----- DATA LISTING -----

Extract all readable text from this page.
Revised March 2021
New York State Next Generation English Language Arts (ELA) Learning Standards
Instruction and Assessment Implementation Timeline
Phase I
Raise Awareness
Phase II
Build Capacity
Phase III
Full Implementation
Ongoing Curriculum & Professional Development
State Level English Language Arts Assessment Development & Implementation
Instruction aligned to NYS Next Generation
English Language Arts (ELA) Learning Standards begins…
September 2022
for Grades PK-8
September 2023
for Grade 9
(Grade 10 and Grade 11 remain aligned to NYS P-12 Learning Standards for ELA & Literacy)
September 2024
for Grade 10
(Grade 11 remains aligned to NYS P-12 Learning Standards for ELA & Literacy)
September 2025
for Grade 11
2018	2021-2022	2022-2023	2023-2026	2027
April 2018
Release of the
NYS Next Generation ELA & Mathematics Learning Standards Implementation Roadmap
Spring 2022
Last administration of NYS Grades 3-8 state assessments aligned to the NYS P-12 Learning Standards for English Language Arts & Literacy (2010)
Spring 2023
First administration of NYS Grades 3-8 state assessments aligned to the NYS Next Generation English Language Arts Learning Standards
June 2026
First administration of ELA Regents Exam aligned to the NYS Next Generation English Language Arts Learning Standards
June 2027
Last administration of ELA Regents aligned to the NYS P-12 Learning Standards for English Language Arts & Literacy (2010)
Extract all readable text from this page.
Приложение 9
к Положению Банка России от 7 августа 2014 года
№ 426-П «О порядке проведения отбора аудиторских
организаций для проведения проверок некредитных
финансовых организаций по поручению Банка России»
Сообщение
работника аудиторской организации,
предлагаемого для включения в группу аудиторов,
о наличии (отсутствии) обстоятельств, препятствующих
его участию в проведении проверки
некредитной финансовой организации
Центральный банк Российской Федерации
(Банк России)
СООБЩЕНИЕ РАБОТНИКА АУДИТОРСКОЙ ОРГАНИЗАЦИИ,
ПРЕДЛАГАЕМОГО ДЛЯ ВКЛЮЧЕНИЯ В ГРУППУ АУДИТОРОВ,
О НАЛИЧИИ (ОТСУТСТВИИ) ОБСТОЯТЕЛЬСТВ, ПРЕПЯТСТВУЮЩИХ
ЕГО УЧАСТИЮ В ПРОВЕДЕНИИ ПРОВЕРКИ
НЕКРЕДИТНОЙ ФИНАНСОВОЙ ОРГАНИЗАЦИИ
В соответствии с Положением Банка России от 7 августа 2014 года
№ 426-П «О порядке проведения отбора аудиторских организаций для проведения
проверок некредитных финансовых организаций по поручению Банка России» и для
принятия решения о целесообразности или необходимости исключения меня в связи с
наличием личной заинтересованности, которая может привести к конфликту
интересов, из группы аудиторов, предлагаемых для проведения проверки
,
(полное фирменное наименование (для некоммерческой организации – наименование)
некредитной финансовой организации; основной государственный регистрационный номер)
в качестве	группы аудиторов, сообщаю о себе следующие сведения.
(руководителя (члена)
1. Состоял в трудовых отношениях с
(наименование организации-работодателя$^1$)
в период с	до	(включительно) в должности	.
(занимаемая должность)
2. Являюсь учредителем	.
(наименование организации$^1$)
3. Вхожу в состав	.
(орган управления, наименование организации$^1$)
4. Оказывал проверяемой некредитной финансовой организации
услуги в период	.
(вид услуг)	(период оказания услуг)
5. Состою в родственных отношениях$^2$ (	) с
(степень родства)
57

-----

### EXERCISE DESCRIPTION:
From the preceding material, extract every line exactly.

### TASK RESULT:
Extract all readable text from this page.
Revised March 2021
New York State Next Generation English Language Arts (ELA) Learning Standards
Instruction and Assessment Implementation Timeline
Phase I
Raise Awareness
Phase II
Build Capacity
Phase III
Full Implementation
Ongoing Curriculum & Professional Development
State Level English Language Arts Assessment Development & Implementation
Instruction aligned to NYS Next Generation
English Language Arts (ELA) Learning Standards begins…
September 2022
for Grades PK-8
September 2023
for Grade 9
(Grade 10 and Grade 11 remain aligned to NYS P-12 Learning Standards for ELA & Literacy)
September 2024
for Grade 10
(Grade 11 remains aligned to NYS P-12 Learning Standards for ELA & Literacy)
September 2025
for Grade 11
2018	2021-2022	2022-2023	2023-2026	2027
April 2018
Release of the
NYS Next Generation ELA & Mathematics Learning Standards Implementation Roadmap
Spring 2022
Last administration of NYS Grades 3-8 state assessments aligned to the NYS P-12 Learning Standards for English Language Arts & Literacy (2010)
Spring 2023
First administration of NYS Grades 3-8 state assessments aligned to the NYS Next Generation English Language Arts Learning Standards
June 2026
First administration of ELA Regents Exam aligned to the NYS Next Generation English Language Arts Learning Standards
June 2027
Last administration of ELA Regents aligned to the NYS P-12 Learning Standards for English Language Arts & Literacy (2010)
Extract all readable text from this page.
Приложение 9
к Положению Банка России от 7 августа 2014 года
№ 426-П «О порядке проведения отбора аудиторских
организаций для проведения проверок некредитных
финансовых организаций по поручению Банка России»
Сообщение
работника аудиторской организации,
предлагаемого для включения в группу аудиторов,
о наличии (отсутствии) обстоятельств, препятствующих
его участию в проведении проверки
некредитной финансовой организации
Центральный банк Российской Федерации
(Банк России)
СООБЩЕНИЕ РАБОТНИКА АУДИТОРСКОЙ ОРГАНИЗАЦИИ,
ПРЕДЛАГАЕМОГО ДЛЯ ВКЛЮЧЕНИЯ В ГРУППУ АУДИТОРОВ,
О НАЛИЧИИ (ОТСУТСТВИИ) ОБСТОЯТЕЛЬСТВ, ПРЕПЯТСТВУЮЩИХ
ЕГО УЧАСТИЮ В ПРОВЕДЕНИИ ПРОВЕРКИ
НЕКРЕДИТНОЙ ФИНАНСОВОЙ ОРГАНИЗАЦИИ
В соответствии с Положением Банка России от 7 августа 2014 года
№ 426-П «О порядке проведения отбора аудиторских организаций для проведения
проверок некредитных финансовых организаций по поручению Банка России» и для
принятия решения о целесообразности или необходимости исключения меня в связи с
наличием личной заинтересованности, которая может привести к конфликту
интересов, из группы аудиторов, предлагаемых для проведения проверки
,
(полное фирменное наименование (для некоммерческой организации – наименование)
некредитной финансовой организации; основной государственный регистрационный номер)
в качестве	группы аудиторов, сообщаю о себе следующие сведения.
(руководителя (члена)
1. Состоял в трудовых отношениях с
(наименование организации-работодателя$^1$)
в период с	до	(включительно) в должности	.
(занимаемая должность)
2. Являюсь учредителем	.
(наименование организации$^1$)
3. Вхожу в состав	.
(орган управления, наименование организации$^1$)
4. Оказывал проверяемой некредитной финансовой организации
услуги в период	.
(вид услуг)	(период оказания услуг)
5. Состою в родственных отношениях$^2$ (	) с
(степень родства)
57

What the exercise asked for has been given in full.